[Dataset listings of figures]

================

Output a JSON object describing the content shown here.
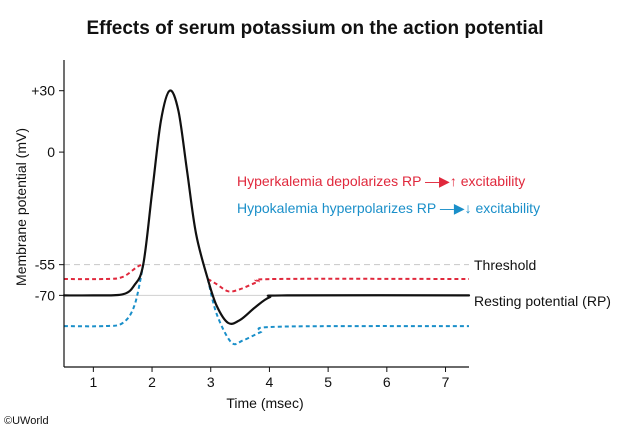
{
  "chart_data": {
    "type": "line",
    "title": "Effects of serum potassium on the action potential",
    "xlabel": "Time (msec)",
    "ylabel": "Membrane potential (mV)",
    "xlim": [
      0.5,
      7.4
    ],
    "ylim": [
      -105,
      45
    ],
    "x_ticks": [
      1,
      2,
      3,
      4,
      5,
      6,
      7
    ],
    "y_ticks": [
      {
        "value": 30,
        "label": "+30"
      },
      {
        "value": 0,
        "label": "0"
      },
      {
        "value": -55,
        "label": "-55"
      },
      {
        "value": -70,
        "label": "-70"
      }
    ],
    "reference_lines": [
      {
        "name": "Threshold",
        "y": -55,
        "color": "#c8c8c8",
        "style": "dashed"
      },
      {
        "name": "Resting potential (RP)",
        "y": -70,
        "color": "#d0d0d0",
        "style": "solid"
      }
    ],
    "series": [
      {
        "key": "normal",
        "color": "#111111",
        "style": "solid",
        "points": [
          [
            0.5,
            -70
          ],
          [
            1.0,
            -70
          ],
          [
            1.5,
            -69.5
          ],
          [
            1.7,
            -65
          ],
          [
            1.85,
            -55
          ],
          [
            2.0,
            -20
          ],
          [
            2.15,
            15
          ],
          [
            2.3,
            30
          ],
          [
            2.45,
            20
          ],
          [
            2.6,
            -10
          ],
          [
            2.75,
            -40
          ],
          [
            2.95,
            -62
          ],
          [
            3.1,
            -75
          ],
          [
            3.3,
            -83.5
          ],
          [
            3.5,
            -82
          ],
          [
            3.75,
            -76
          ],
          [
            4.0,
            -71
          ],
          [
            4.3,
            -70
          ],
          [
            7.4,
            -70
          ]
        ]
      },
      {
        "key": "hyperkalemia",
        "color": "#e0283c",
        "style": "dotted",
        "points": [
          [
            0.5,
            -62
          ],
          [
            1.2,
            -62
          ],
          [
            1.5,
            -61
          ],
          [
            1.75,
            -56
          ],
          [
            1.85,
            -55
          ]
        ],
        "points_after": [
          [
            2.95,
            -62
          ],
          [
            3.1,
            -64.5
          ],
          [
            3.3,
            -68
          ],
          [
            3.5,
            -67
          ],
          [
            3.8,
            -63.5
          ],
          [
            4.1,
            -62
          ],
          [
            7.4,
            -62
          ]
        ]
      },
      {
        "key": "hypokalemia",
        "color": "#1a8fc9",
        "style": "dotted",
        "points": [
          [
            0.5,
            -85
          ],
          [
            1.2,
            -85
          ],
          [
            1.5,
            -83.5
          ],
          [
            1.7,
            -75
          ],
          [
            1.85,
            -55
          ]
        ],
        "points_after": [
          [
            2.95,
            -62
          ],
          [
            3.1,
            -79
          ],
          [
            3.35,
            -93
          ],
          [
            3.55,
            -92
          ],
          [
            3.85,
            -88
          ],
          [
            4.15,
            -85.3
          ],
          [
            7.4,
            -85
          ]
        ]
      }
    ],
    "annotations": [
      {
        "key": "hyper",
        "text": "Hyperkalemia depolarizes RP —▶↑ excitability",
        "color": "#e0283c"
      },
      {
        "key": "hypo",
        "text": "Hypokalemia hyperpolarizes RP —▶↓ excitability",
        "color": "#1a8fc9"
      }
    ],
    "grid": false,
    "legend": "none"
  },
  "copyright": "©UWorld"
}
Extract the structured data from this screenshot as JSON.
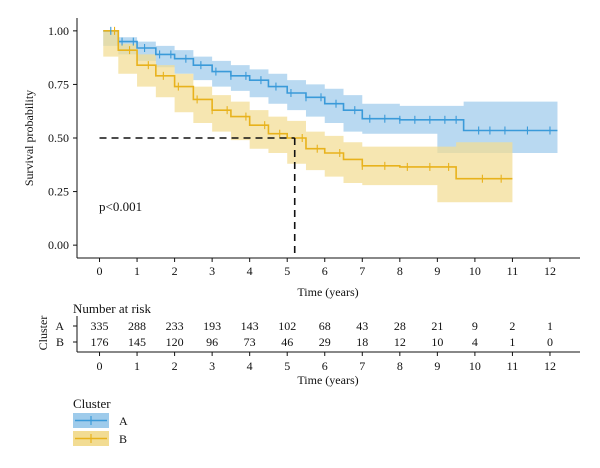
{
  "chart_data": {
    "type": "line",
    "subtype": "kaplan-meier",
    "xlabel": "Time (years)",
    "ylabel": "Survival probability",
    "xlim": [
      -0.6,
      12.8
    ],
    "ylim": [
      -0.06,
      1.06
    ],
    "x_ticks": [
      0,
      1,
      2,
      3,
      4,
      5,
      6,
      7,
      8,
      9,
      10,
      11,
      12
    ],
    "y_ticks": [
      0.0,
      0.25,
      0.5,
      0.75,
      1.0
    ],
    "y_tick_labels": [
      "0.00",
      "0.25",
      "0.50",
      "0.75",
      "1.00"
    ],
    "grid": false,
    "pvalue_text": "p<0.001",
    "median_line": {
      "y": 0.5,
      "x": 5.2
    },
    "series": [
      {
        "name": "A",
        "color": "#3a9ad9",
        "band_color": "#9ecbeb",
        "x": [
          0.1,
          0.5,
          1.0,
          1.5,
          2.0,
          2.5,
          3.0,
          3.5,
          4.0,
          4.5,
          5.0,
          5.5,
          6.0,
          6.5,
          7.0,
          8.0,
          9.0,
          9.7,
          10.0,
          11.0,
          12.2
        ],
        "survival": [
          1.0,
          0.95,
          0.92,
          0.89,
          0.87,
          0.84,
          0.81,
          0.79,
          0.77,
          0.74,
          0.71,
          0.69,
          0.66,
          0.63,
          0.59,
          0.585,
          0.585,
          0.535,
          0.535,
          0.535,
          0.535
        ],
        "lower": [
          1.0,
          0.93,
          0.89,
          0.86,
          0.83,
          0.8,
          0.77,
          0.74,
          0.72,
          0.69,
          0.66,
          0.63,
          0.6,
          0.57,
          0.53,
          0.52,
          0.52,
          0.43,
          0.43,
          0.43,
          0.43
        ],
        "upper": [
          1.0,
          0.97,
          0.95,
          0.93,
          0.91,
          0.88,
          0.86,
          0.84,
          0.82,
          0.8,
          0.77,
          0.75,
          0.73,
          0.7,
          0.66,
          0.65,
          0.65,
          0.67,
          0.67,
          0.67,
          0.67
        ],
        "censor_x": [
          0.3,
          0.6,
          0.9,
          1.2,
          1.6,
          1.9,
          2.3,
          2.7,
          3.1,
          3.5,
          3.9,
          4.3,
          4.7,
          5.1,
          5.5,
          5.9,
          6.3,
          6.8,
          7.2,
          7.6,
          8.0,
          8.4,
          8.8,
          9.2,
          9.5,
          10.1,
          10.4,
          10.8,
          11.4,
          12.0
        ]
      },
      {
        "name": "B",
        "color": "#e8b21c",
        "band_color": "#f2dc93",
        "x": [
          0.1,
          0.5,
          1.0,
          1.5,
          2.0,
          2.5,
          3.0,
          3.5,
          4.0,
          4.5,
          5.0,
          5.5,
          6.0,
          6.5,
          7.0,
          8.0,
          9.0,
          9.5,
          10.0,
          11.0
        ],
        "survival": [
          1.0,
          0.91,
          0.84,
          0.79,
          0.74,
          0.68,
          0.63,
          0.6,
          0.56,
          0.52,
          0.5,
          0.45,
          0.43,
          0.4,
          0.37,
          0.365,
          0.365,
          0.31,
          0.31,
          0.31
        ],
        "lower": [
          1.0,
          0.88,
          0.8,
          0.74,
          0.69,
          0.62,
          0.57,
          0.53,
          0.49,
          0.45,
          0.43,
          0.38,
          0.35,
          0.32,
          0.29,
          0.28,
          0.28,
          0.2,
          0.2,
          0.2
        ],
        "upper": [
          1.0,
          0.94,
          0.89,
          0.84,
          0.8,
          0.74,
          0.7,
          0.67,
          0.63,
          0.6,
          0.58,
          0.53,
          0.51,
          0.48,
          0.46,
          0.46,
          0.46,
          0.48,
          0.48,
          0.48
        ],
        "censor_x": [
          0.4,
          0.8,
          1.3,
          1.7,
          2.1,
          2.6,
          3.0,
          3.4,
          3.9,
          4.4,
          4.8,
          5.4,
          5.8,
          6.4,
          7.0,
          7.6,
          8.2,
          8.8,
          9.3,
          10.2,
          10.7
        ]
      }
    ],
    "risk_table": {
      "title": "Number at risk",
      "strata_axis_label": "Cluster",
      "xlabel": "Time (years)",
      "x_ticks": [
        0,
        1,
        2,
        3,
        4,
        5,
        6,
        7,
        8,
        9,
        10,
        11,
        12
      ],
      "rows": [
        {
          "label": "A",
          "counts": [
            "335",
            "288",
            "233",
            "193",
            "143",
            "102",
            "68",
            "43",
            "28",
            "21",
            "9",
            "2",
            "1"
          ]
        },
        {
          "label": "B",
          "counts": [
            "176",
            "145",
            "120",
            "96",
            "73",
            "46",
            "29",
            "18",
            "12",
            "10",
            "4",
            "1",
            "0"
          ]
        }
      ]
    },
    "legend": {
      "title": "Cluster",
      "position": "bottom-left",
      "items": [
        {
          "label": "A",
          "color": "#3a9ad9",
          "band_color": "#9ecbeb"
        },
        {
          "label": "B",
          "color": "#e8b21c",
          "band_color": "#f2dc93"
        }
      ]
    }
  }
}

================

_Task directions_: Gather all lines from the listing above in which "potential" occurs.

_Expected answer_:
    "title": "Effects of serum potassium on the action potential",
    "ylabel": "Membrane potential (mV)",
        "name": "Resting potential (RP)",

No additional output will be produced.